==== DATA ENTRIES
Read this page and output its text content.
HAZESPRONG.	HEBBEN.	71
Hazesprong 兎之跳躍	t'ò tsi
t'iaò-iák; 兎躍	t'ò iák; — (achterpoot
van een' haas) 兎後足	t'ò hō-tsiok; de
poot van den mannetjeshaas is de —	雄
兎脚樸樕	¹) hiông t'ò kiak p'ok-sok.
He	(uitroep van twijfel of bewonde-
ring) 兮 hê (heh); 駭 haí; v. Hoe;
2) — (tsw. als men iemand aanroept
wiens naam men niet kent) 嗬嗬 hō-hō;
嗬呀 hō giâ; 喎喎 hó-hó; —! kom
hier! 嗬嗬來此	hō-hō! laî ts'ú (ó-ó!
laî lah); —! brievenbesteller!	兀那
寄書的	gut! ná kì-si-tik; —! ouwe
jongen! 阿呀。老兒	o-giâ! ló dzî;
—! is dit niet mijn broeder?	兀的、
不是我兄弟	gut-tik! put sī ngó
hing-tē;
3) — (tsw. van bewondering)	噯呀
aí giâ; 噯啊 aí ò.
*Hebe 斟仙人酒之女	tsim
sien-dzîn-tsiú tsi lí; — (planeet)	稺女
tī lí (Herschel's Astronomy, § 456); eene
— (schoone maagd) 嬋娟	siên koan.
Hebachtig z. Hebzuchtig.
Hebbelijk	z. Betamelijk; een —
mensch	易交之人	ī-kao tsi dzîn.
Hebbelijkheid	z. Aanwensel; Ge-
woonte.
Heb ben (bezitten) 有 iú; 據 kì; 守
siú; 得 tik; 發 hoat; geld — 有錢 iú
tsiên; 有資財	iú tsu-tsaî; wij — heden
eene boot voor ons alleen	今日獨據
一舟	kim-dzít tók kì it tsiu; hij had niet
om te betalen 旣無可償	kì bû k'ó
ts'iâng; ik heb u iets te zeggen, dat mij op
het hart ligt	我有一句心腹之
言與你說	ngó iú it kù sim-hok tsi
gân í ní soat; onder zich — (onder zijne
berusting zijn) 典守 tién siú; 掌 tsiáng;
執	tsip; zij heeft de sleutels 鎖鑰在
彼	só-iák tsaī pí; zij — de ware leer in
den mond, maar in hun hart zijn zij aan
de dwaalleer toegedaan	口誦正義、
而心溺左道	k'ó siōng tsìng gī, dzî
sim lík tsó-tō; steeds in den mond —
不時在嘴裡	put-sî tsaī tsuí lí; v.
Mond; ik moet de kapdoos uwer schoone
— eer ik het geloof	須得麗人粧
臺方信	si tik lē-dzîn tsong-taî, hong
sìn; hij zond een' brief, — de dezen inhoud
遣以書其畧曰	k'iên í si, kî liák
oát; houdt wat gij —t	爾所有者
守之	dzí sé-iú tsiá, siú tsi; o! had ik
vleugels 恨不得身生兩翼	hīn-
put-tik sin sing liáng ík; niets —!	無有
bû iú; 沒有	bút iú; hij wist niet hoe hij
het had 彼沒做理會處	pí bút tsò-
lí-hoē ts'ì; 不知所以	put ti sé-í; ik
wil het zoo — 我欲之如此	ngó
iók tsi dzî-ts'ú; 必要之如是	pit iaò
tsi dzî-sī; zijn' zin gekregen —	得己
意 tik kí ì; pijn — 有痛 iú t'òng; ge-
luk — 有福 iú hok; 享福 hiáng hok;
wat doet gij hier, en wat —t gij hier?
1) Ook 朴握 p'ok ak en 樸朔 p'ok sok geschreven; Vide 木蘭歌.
========
> _AIM_
Retype the entries one by one, exactly.

> _THE REPLY_
Read this page and output its text content.
HAZESPRONG.	HEBBEN.	71
Hazesprong 兎之跳躍	t'ò tsi
t'iaò-iák; 兎躍	t'ò iák; — (achterpoot
van een' haas) 兎後足	t'ò hō-tsiok; de
poot van den mannetjeshaas is de —	雄
兎脚樸樕	¹) hiông t'ò kiak p'ok-sok.
He	(uitroep van twijfel of bewonde-
ring) 兮 hê (heh); 駭 haí; v. Hoe;
2) — (tsw. als men iemand aanroept
wiens naam men niet kent) 嗬嗬 hō-hō;
嗬呀 hō giâ; 喎喎 hó-hó; —! kom
hier! 嗬嗬來此	hō-hō! laî ts'ú (ó-ó!
laî lah); —! brievenbesteller!	兀那
寄書的	gut! ná kì-si-tik; —! ouwe
jongen! 阿呀。老兒	o-giâ! ló dzî;
—! is dit niet mijn broeder?	兀的、
不是我兄弟	gut-tik! put sī ngó
hing-tē;
3) — (tsw. van bewondering)	噯呀
aí giâ; 噯啊 aí ò.
*Hebe 斟仙人酒之女	tsim
sien-dzîn-tsiú tsi lí; — (planeet)	稺女
tī lí (Herschel's Astronomy, § 456); eene
— (schoone maagd) 嬋娟	siên koan.
Hebachtig z. Hebzuchtig.
Hebbelijk	z. Betamelijk; een —
mensch	易交之人	ī-kao tsi dzîn.
Hebbelijkheid	z. Aanwensel; Ge-
woonte.
Heb ben (bezitten) 有 iú; 據 kì; 守
siú; 得 tik; 發 hoat; geld — 有錢 iú
tsiên; 有資財	iú tsu-tsaî; wij — heden
eene boot voor ons alleen	今日獨據
一舟	kim-dzít tók kì it tsiu; hij had niet
om te betalen 旣無可償	kì bû k'ó
ts'iâng; ik heb u iets te zeggen, dat mij op
het hart ligt	我有一句心腹之
言與你說	ngó iú it kù sim-hok tsi
gân í ní soat; onder zich — (onder zijne
berusting zijn) 典守 tién siú; 掌 tsiáng;
執	tsip; zij heeft de sleutels 鎖鑰在
彼	só-iák tsaī pí; zij — de ware leer in
den mond, maar in hun hart zijn zij aan
de dwaalleer toegedaan	口誦正義、
而心溺左道	k'ó siōng tsìng gī, dzî
sim lík tsó-tō; steeds in den mond —
不時在嘴裡	put-sî tsaī tsuí lí; v.
Mond; ik moet de kapdoos uwer schoone
— eer ik het geloof	須得麗人粧
臺方信	si tik lē-dzîn tsong-taî, hong
sìn; hij zond een' brief, — de dezen inhoud
遣以書其畧曰	k'iên í si, kî liák
oát; houdt wat gij —t	爾所有者
守之	dzí sé-iú tsiá, siú tsi; o! had ik
vleugels 恨不得身生兩翼	hīn-
put-tik sin sing liáng ík; niets —!	無有
bû iú; 沒有	bút iú; hij wist niet hoe hij
het had 彼沒做理會處	pí bút tsò-
lí-hoē ts'ì; 不知所以	put ti sé-í; ik
wil het zoo — 我欲之如此	ngó
iók tsi dzî-ts'ú; 必要之如是	pit iaò
tsi dzî-sī; zijn' zin gekregen —	得己
意 tik kí ì; pijn — 有痛 iú t'òng; ge-
luk — 有福 iú hok; 享福 hiáng hok;
wat doet gij hier, en wat —t gij hier?
1) Ook 朴握 p'ok ak en 樸朔 p'ok sok geschreven; Vide 木蘭歌.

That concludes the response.